GIVEN INSTRUCTION: Write down every entry below once more, exactly.

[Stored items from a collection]
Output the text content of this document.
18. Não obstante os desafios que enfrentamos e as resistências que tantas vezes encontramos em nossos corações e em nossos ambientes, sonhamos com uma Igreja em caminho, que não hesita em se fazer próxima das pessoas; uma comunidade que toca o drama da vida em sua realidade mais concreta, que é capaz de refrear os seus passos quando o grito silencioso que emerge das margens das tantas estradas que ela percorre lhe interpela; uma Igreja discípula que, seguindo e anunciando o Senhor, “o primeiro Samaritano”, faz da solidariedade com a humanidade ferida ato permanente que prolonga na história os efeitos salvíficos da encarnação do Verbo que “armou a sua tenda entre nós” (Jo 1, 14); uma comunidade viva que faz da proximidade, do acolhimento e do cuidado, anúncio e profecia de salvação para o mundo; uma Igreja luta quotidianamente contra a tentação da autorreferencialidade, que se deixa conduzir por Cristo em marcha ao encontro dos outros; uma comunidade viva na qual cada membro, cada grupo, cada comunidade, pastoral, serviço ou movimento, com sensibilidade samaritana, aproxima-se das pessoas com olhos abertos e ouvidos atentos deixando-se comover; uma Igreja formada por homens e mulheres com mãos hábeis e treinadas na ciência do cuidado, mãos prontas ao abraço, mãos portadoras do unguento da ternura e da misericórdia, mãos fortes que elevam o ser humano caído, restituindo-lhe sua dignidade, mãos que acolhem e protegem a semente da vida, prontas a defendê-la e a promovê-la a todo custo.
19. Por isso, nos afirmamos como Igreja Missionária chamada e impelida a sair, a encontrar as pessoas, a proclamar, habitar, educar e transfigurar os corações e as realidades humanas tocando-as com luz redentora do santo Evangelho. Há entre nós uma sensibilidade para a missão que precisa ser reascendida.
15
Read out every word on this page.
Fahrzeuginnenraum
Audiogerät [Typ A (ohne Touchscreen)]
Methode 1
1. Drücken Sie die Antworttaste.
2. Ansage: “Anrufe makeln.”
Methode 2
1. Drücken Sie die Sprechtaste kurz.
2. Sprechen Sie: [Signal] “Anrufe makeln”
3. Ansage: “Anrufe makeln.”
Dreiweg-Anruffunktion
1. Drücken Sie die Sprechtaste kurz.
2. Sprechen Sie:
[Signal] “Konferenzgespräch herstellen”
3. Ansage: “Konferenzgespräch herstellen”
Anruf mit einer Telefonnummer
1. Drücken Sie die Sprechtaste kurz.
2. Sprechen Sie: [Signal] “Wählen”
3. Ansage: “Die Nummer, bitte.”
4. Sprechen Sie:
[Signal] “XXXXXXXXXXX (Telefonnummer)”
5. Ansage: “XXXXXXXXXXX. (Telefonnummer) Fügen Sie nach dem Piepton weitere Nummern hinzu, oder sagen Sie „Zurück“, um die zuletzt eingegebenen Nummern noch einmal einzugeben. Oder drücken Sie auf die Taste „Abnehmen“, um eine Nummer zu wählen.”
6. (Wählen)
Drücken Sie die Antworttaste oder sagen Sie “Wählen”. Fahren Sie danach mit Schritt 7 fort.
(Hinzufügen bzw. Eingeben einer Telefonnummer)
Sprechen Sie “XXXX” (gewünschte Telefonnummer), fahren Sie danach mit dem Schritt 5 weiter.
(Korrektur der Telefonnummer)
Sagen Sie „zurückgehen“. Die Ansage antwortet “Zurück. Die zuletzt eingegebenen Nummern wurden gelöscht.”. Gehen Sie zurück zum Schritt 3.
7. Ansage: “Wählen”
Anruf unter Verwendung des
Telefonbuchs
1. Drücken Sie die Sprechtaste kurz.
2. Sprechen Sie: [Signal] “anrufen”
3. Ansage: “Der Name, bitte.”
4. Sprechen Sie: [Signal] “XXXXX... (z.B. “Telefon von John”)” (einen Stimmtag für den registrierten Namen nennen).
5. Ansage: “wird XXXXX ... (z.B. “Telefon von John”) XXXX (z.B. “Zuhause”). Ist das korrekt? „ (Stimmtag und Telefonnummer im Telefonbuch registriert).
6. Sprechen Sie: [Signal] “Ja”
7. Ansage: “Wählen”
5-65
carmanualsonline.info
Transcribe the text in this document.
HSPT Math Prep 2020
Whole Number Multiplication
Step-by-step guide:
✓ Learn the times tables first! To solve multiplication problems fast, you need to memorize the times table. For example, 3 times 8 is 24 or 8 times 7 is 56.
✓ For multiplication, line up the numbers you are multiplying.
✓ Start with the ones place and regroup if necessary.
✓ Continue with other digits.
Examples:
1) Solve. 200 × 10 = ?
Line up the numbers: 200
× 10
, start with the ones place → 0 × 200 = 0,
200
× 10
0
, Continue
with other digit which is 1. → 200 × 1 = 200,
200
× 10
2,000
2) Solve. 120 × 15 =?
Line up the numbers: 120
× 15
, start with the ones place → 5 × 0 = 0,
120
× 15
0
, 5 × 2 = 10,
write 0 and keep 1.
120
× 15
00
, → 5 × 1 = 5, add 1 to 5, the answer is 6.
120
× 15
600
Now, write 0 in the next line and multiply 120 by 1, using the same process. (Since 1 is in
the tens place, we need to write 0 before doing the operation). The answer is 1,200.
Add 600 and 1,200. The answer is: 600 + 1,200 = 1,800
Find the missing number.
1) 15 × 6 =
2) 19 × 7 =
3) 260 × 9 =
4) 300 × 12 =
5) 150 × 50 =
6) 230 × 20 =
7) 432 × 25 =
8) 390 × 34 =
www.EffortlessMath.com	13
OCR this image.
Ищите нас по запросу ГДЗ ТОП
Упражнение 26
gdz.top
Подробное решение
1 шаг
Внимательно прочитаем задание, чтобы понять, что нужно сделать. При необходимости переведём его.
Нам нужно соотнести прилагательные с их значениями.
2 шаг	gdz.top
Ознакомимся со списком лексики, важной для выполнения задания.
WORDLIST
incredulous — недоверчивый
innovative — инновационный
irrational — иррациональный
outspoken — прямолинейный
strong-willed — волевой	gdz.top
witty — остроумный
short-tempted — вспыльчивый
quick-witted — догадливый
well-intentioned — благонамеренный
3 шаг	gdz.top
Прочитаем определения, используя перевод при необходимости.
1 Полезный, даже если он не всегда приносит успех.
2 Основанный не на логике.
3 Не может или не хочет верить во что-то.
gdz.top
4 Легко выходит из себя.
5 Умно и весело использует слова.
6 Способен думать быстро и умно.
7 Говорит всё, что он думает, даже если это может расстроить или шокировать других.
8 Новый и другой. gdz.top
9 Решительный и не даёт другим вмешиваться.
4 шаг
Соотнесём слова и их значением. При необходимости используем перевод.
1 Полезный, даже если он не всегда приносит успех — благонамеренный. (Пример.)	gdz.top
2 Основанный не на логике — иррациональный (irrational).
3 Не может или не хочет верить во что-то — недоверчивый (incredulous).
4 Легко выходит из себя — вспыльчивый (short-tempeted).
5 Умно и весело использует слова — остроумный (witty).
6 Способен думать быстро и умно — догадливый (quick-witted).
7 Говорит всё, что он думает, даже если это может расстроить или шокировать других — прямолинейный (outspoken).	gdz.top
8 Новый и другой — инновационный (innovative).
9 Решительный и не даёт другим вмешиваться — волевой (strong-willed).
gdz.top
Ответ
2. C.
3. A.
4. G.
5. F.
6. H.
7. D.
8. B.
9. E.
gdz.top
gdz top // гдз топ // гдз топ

EXERCISE SOLUTION:
Output the text content of this document.
18. Não obstante os desafios que enfrentamos e as resistências que tantas vezes encontramos em nossos corações e em nossos ambientes, sonhamos com uma Igreja em caminho, que não hesita em se fazer próxima das pessoas; uma comunidade que toca o drama da vida em sua realidade mais concreta, que é capaz de refrear os seus passos quando o grito silencioso que emerge das margens das tantas estradas que ela percorre lhe interpela; uma Igreja discípula que, seguindo e anunciando o Senhor, “o primeiro Samaritano”, faz da solidariedade com a humanidade ferida ato permanente que prolonga na história os efeitos salvíficos da encarnação do Verbo que “armou a sua tenda entre nós” (Jo 1, 14); uma comunidade viva que faz da proximidade, do acolhimento e do cuidado, anúncio e profecia de salvação para o mundo; uma Igreja luta quotidianamente contra a tentação da autorreferencialidade, que se deixa conduzir por Cristo em marcha ao encontro dos outros; uma comunidade viva na qual cada membro, cada grupo, cada comunidade, pastoral, serviço ou movimento, com sensibilidade samaritana, aproxima-se das pessoas com olhos abertos e ouvidos atentos deixando-se comover; uma Igreja formada por homens e mulheres com mãos hábeis e treinadas na ciência do cuidado, mãos prontas ao abraço, mãos portadoras do unguento da ternura e da misericórdia, mãos fortes que elevam o ser humano caído, restituindo-lhe sua dignidade, mãos que acolhem e protegem a semente da vida, prontas a defendê-la e a promovê-la a todo custo.
19. Por isso, nos afirmamos como Igreja Missionária chamada e impelida a sair, a encontrar as pessoas, a proclamar, habitar, educar e transfigurar os corações e as realidades humanas tocando-as com luz redentora do santo Evangelho. Há entre nós uma sensibilidade para a missão que precisa ser reascendida.
15
Read out every word on this page.
Fahrzeuginnenraum
Audiogerät [Typ A (ohne Touchscreen)]
Methode 1
1. Drücken Sie die Antworttaste.
2. Ansage: “Anrufe makeln.”
Methode 2
1. Drücken Sie die Sprechtaste kurz.
2. Sprechen Sie: [Signal] “Anrufe makeln”
3. Ansage: “Anrufe makeln.”
Dreiweg-Anruffunktion
1. Drücken Sie die Sprechtaste kurz.
2. Sprechen Sie:
[Signal] “Konferenzgespräch herstellen”
3. Ansage: “Konferenzgespräch herstellen”
Anruf mit einer Telefonnummer
1. Drücken Sie die Sprechtaste kurz.
2. Sprechen Sie: [Signal] “Wählen”
3. Ansage: “Die Nummer, bitte.”
4. Sprechen Sie:
[Signal] “XXXXXXXXXXX (Telefonnummer)”
5. Ansage: “XXXXXXXXXXX. (Telefonnummer) Fügen Sie nach dem Piepton weitere Nummern hinzu, oder sagen Sie „Zurück“, um die zuletzt eingegebenen Nummern noch einmal einzugeben. Oder drücken Sie auf die Taste „Abnehmen“, um eine Nummer zu wählen.”
6. (Wählen)
Drücken Sie die Antworttaste oder sagen Sie “Wählen”. Fahren Sie danach mit Schritt 7 fort.
(Hinzufügen bzw. Eingeben einer Telefonnummer)
Sprechen Sie “XXXX” (gewünschte Telefonnummer), fahren Sie danach mit dem Schritt 5 weiter.
(Korrektur der Telefonnummer)
Sagen Sie „zurückgehen“. Die Ansage antwortet “Zurück. Die zuletzt eingegebenen Nummern wurden gelöscht.”. Gehen Sie zurück zum Schritt 3.
7. Ansage: “Wählen”
Anruf unter Verwendung des
Telefonbuchs
1. Drücken Sie die Sprechtaste kurz.
2. Sprechen Sie: [Signal] “anrufen”
3. Ansage: “Der Name, bitte.”
4. Sprechen Sie: [Signal] “XXXXX... (z.B. “Telefon von John”)” (einen Stimmtag für den registrierten Namen nennen).
5. Ansage: “wird XXXXX ... (z.B. “Telefon von John”) XXXX (z.B. “Zuhause”). Ist das korrekt? „ (Stimmtag und Telefonnummer im Telefonbuch registriert).
6. Sprechen Sie: [Signal] “Ja”
7. Ansage: “Wählen”
5-65
carmanualsonline.info
Transcribe the text in this document.
HSPT Math Prep 2020
Whole Number Multiplication
Step-by-step guide:
✓ Learn the times tables first! To solve multiplication problems fast, you need to memorize the times table. For example, 3 times 8 is 24 or 8 times 7 is 56.
✓ For multiplication, line up the numbers you are multiplying.
✓ Start with the ones place and regroup if necessary.
✓ Continue with other digits.
Examples:
1) Solve. 200 × 10 = ?
Line up the numbers: 200
× 10
, start with the ones place → 0 × 200 = 0,
200
× 10
0
, Continue
with other digit which is 1. → 200 × 1 = 200,
200
× 10
2,000
2) Solve. 120 × 15 =?
Line up the numbers: 120
× 15
, start with the ones place → 5 × 0 = 0,
120
× 15
0
, 5 × 2 = 10,
write 0 and keep 1.
120
× 15
00
, → 5 × 1 = 5, add 1 to 5, the answer is 6.
120
× 15
600
Now, write 0 in the next line and multiply 120 by 1, using the same process. (Since 1 is in
the tens place, we need to write 0 before doing the operation). The answer is 1,200.
Add 600 and 1,200. The answer is: 600 + 1,200 = 1,800
Find the missing number.
1) 15 × 6 =
2) 19 × 7 =
3) 260 × 9 =
4) 300 × 12 =
5) 150 × 50 =
6) 230 × 20 =
7) 432 × 25 =
8) 390 × 34 =
www.EffortlessMath.com	13
OCR this image.
Ищите нас по запросу ГДЗ ТОП
Упражнение 26
gdz.top
Подробное решение
1 шаг
Внимательно прочитаем задание, чтобы понять, что нужно сделать. При необходимости переведём его.
Нам нужно соотнести прилагательные с их значениями.
2 шаг	gdz.top
Ознакомимся со списком лексики, важной для выполнения задания.
WORDLIST
incredulous — недоверчивый
innovative — инновационный
irrational — иррациональный
outspoken — прямолинейный
strong-willed — волевой	gdz.top
witty — остроумный
short-tempted — вспыльчивый
quick-witted — догадливый
well-intentioned — благонамеренный
3 шаг	gdz.top
Прочитаем определения, используя перевод при необходимости.
1 Полезный, даже если он не всегда приносит успех.
2 Основанный не на логике.
3 Не может или не хочет верить во что-то.
gdz.top
4 Легко выходит из себя.
5 Умно и весело использует слова.
6 Способен думать быстро и умно.
7 Говорит всё, что он думает, даже если это может расстроить или шокировать других.
8 Новый и другой. gdz.top
9 Решительный и не даёт другим вмешиваться.
4 шаг
Соотнесём слова и их значением. При необходимости используем перевод.
1 Полезный, даже если он не всегда приносит успех — благонамеренный. (Пример.)	gdz.top
2 Основанный не на логике — иррациональный (irrational).
3 Не может или не хочет верить во что-то — недоверчивый (incredulous).
4 Легко выходит из себя — вспыльчивый (short-tempeted).
5 Умно и весело использует слова — остроумный (witty).
6 Способен думать быстро и умно — догадливый (quick-witted).
7 Говорит всё, что он думает, даже если это может расстроить или шокировать других — прямолинейный (outspoken).	gdz.top
8 Новый и другой — инновационный (innovative).
9 Решительный и не даёт другим вмешиваться — волевой (strong-willed).
gdz.top
Ответ
2. C.
3. A.
4. G.
5. F.
6. H.
7. D.
8. B.
9. E.
gdz.top
gdz top // гдз топ // гдз топ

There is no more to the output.